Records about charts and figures
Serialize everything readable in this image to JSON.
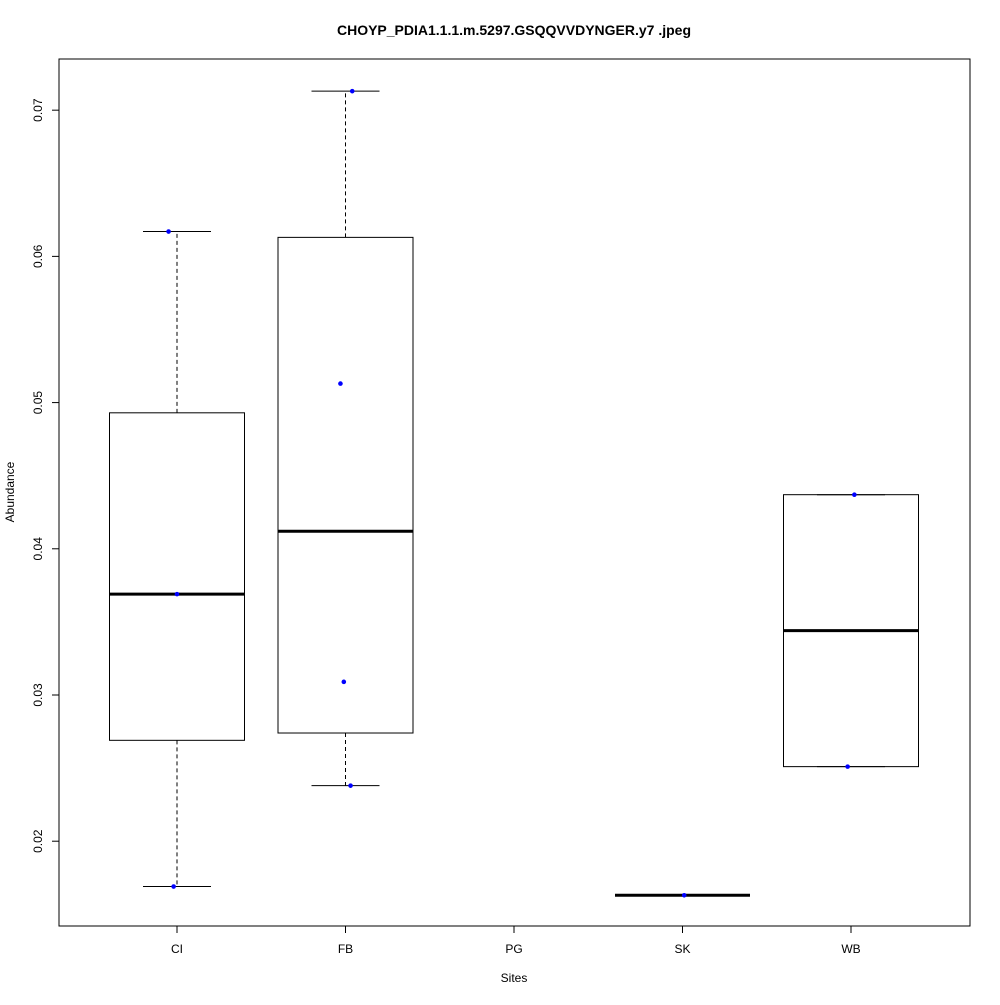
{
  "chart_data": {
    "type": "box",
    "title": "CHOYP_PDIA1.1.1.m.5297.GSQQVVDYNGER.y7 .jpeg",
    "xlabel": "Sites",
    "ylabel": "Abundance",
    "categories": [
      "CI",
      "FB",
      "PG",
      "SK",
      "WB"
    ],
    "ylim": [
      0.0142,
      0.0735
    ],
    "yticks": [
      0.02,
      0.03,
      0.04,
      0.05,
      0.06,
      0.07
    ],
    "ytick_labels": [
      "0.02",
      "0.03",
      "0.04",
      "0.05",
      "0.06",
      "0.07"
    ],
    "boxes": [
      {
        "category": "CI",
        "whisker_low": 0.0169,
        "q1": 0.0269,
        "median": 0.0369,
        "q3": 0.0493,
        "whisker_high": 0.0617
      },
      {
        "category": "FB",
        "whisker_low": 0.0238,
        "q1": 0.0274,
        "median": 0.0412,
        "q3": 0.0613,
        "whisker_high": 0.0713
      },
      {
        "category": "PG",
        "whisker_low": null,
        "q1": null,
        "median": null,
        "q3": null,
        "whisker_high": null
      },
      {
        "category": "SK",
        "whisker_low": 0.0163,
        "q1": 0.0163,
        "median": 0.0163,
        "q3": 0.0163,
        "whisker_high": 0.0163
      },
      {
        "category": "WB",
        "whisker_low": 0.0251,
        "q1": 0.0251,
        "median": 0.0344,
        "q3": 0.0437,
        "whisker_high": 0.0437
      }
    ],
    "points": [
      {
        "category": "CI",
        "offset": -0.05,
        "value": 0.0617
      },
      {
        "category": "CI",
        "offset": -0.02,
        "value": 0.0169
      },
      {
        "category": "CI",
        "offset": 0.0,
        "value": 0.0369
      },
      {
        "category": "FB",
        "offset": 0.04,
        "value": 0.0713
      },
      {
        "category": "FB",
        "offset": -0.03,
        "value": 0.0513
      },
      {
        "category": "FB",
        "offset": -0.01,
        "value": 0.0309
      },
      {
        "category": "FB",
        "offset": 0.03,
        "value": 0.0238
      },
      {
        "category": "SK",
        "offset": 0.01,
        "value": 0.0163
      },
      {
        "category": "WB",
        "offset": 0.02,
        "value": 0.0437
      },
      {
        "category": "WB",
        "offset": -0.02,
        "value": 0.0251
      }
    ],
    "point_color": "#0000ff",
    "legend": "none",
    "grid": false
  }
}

GOAL - Copy out each line of the data where the string "offset" appears.

CORRECT RESPONSE -
        "offset": -0.05,
        "offset": -0.02,
        "offset": 0.0,
        "offset": 0.04,
        "offset": -0.03,
        "offset": -0.01,
        "offset": 0.03,
        "offset": 0.01,
        "offset": 0.02,
        "offset": -0.02,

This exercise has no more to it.